#### GIVEN EXERCISE
Report only the number of lines holding "วนประกอบหล".
..........
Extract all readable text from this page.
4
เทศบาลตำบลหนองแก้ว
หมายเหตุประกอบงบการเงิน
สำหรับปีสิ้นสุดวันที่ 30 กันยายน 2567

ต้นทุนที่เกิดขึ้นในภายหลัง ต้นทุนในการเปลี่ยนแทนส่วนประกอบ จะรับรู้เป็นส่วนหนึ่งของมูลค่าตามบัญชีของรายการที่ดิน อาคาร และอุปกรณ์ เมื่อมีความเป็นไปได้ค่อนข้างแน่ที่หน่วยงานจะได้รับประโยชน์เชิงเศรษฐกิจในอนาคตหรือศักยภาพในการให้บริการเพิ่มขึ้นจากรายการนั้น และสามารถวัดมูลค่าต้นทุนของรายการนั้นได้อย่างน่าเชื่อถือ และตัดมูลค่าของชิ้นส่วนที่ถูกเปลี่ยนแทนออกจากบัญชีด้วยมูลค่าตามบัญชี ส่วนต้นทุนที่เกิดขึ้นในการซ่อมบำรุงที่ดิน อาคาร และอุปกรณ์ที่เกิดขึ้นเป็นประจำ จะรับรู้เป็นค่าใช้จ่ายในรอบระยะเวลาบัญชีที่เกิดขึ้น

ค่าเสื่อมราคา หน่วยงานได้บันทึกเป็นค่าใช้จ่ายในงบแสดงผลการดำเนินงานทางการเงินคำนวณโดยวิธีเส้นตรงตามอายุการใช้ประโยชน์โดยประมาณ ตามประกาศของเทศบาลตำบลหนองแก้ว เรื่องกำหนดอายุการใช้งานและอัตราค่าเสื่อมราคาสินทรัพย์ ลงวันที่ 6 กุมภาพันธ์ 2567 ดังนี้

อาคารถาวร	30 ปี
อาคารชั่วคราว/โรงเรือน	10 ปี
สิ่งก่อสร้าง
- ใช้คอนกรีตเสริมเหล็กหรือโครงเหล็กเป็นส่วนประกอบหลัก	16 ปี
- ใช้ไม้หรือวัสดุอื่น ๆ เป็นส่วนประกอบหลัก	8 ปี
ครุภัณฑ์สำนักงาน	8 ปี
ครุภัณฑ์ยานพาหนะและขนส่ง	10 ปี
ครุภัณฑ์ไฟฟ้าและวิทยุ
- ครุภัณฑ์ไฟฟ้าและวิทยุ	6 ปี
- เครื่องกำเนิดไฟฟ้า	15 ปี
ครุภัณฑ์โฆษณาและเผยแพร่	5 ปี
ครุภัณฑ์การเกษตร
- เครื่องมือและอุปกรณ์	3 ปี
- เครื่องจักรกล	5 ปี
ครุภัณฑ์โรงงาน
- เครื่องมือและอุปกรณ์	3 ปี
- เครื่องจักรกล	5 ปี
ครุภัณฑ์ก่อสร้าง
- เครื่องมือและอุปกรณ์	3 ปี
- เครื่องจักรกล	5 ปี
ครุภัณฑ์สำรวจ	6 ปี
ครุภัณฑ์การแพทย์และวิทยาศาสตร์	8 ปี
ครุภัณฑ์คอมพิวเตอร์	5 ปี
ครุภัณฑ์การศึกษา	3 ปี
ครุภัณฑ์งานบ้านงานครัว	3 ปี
..........
#### CORRECT RESULT
2